◆ **Items from a data source**:

##########

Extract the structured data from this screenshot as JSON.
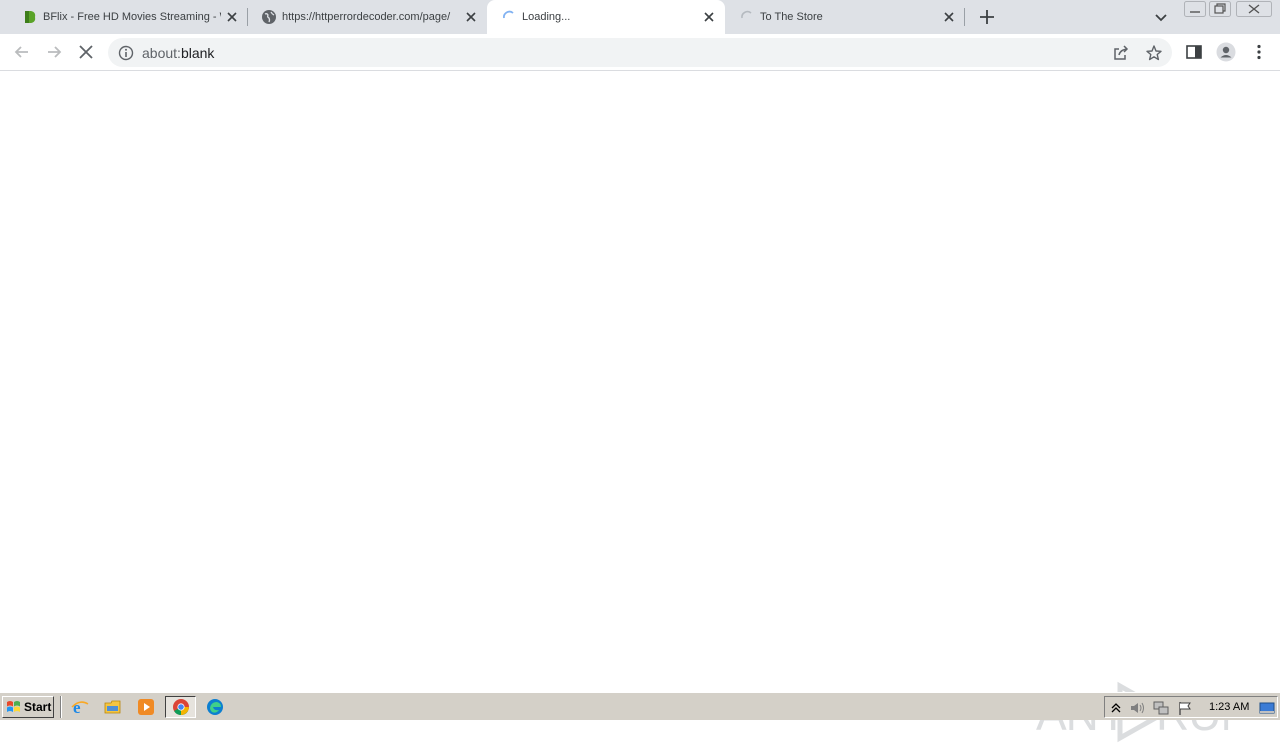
{
  "browser": {
    "tabs": [
      {
        "title": "BFlix - Free HD Movies Streaming - W",
        "favicon": "bflix-favicon",
        "active": false
      },
      {
        "title": "https://httperrordecoder.com/page/",
        "favicon": "globe-icon",
        "active": false
      },
      {
        "title": "Loading...",
        "favicon": "loading-spinner-icon",
        "active": true
      },
      {
        "title": "To The Store",
        "favicon": "loading-spinner-icon",
        "active": false
      }
    ],
    "address_bar": {
      "scheme": "about:",
      "rest": "blank"
    }
  },
  "watermark": {
    "text": "ANY RUN"
  },
  "taskbar": {
    "start_label": "Start",
    "quick_launch": [
      "internet-explorer-icon",
      "file-explorer-icon",
      "media-player-icon",
      "chrome-icon",
      "edge-icon"
    ],
    "clock": "1:23 AM"
  },
  "colors": {
    "tabstrip": "#dee1e6",
    "omnibox": "#f1f3f4",
    "taskbar": "#d4d0c8",
    "icon": "#5f6368"
  }
}
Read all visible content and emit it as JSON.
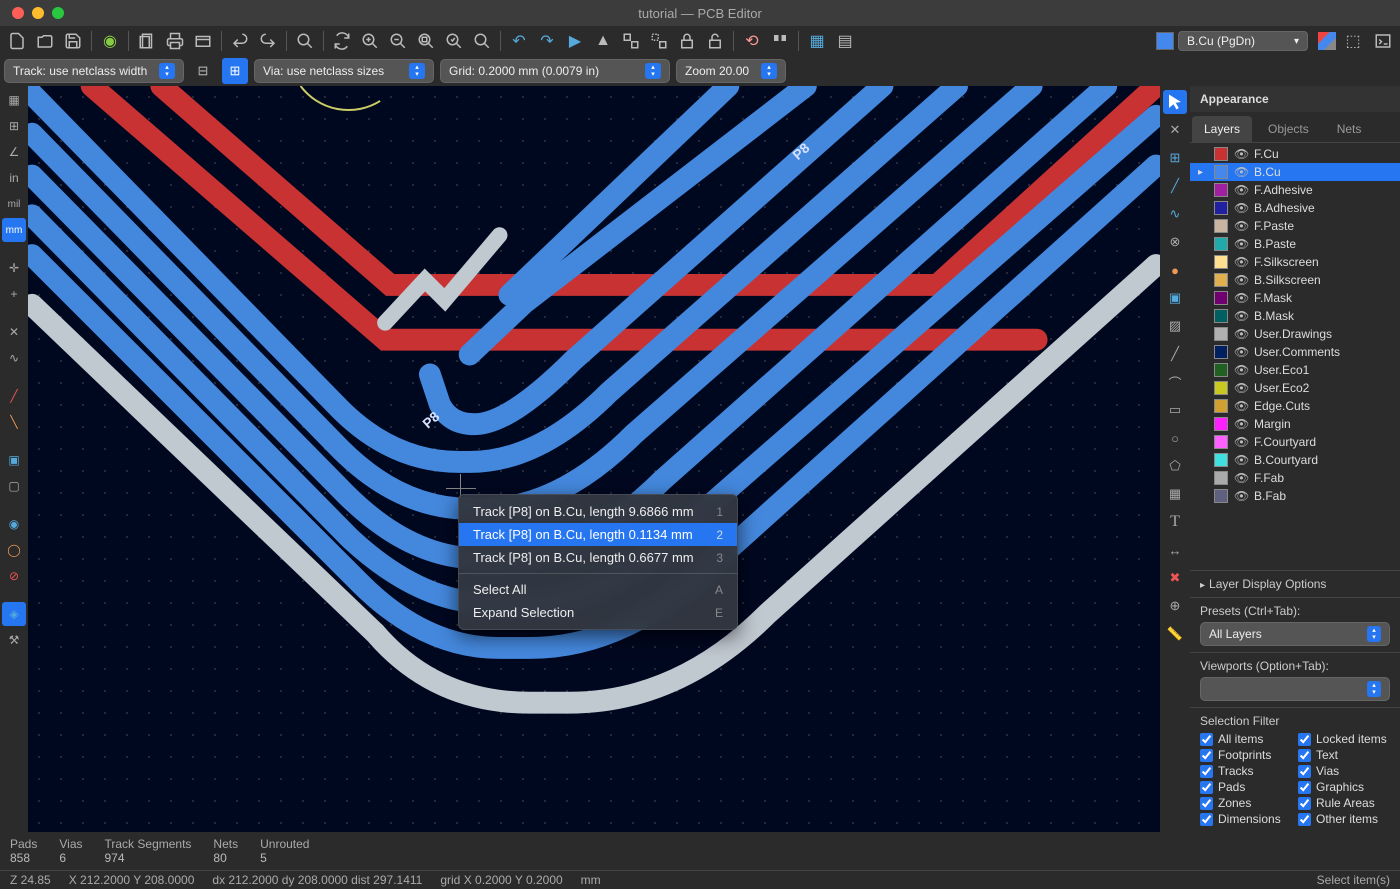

##########

◆ **WRITTEN EXERCISE**: Output the lines above in full and exactly as given, omitting any pictures.

◆ **SOLVED PROBLEM**:
Extract the structured data from this screenshot as JSON.
{
  "browser": {
    "tabs": [
      {
        "title": "BFlix - Free HD Movies Streaming - W",
        "favicon": "bflix-favicon",
        "active": false
      },
      {
        "title": "https://httperrordecoder.com/page/",
        "favicon": "globe-icon",
        "active": false
      },
      {
        "title": "Loading...",
        "favicon": "loading-spinner-icon",
        "active": true
      },
      {
        "title": "To The Store",
        "favicon": "loading-spinner-icon",
        "active": false
      }
    ],
    "address_bar": {
      "scheme": "about:",
      "rest": "blank"
    }
  },
  "watermark": {
    "text": "ANY RUN"
  },
  "taskbar": {
    "start_label": "Start",
    "quick_launch": [
      "internet-explorer-icon",
      "file-explorer-icon",
      "media-player-icon",
      "chrome-icon",
      "edge-icon"
    ],
    "clock": "1:23 AM"
  },
  "colors": {
    "tabstrip": "#dee1e6",
    "omnibox": "#f1f3f4",
    "taskbar": "#d4d0c8",
    "icon": "#5f6368"
  }
}
Read all visible content and emit it as JSON.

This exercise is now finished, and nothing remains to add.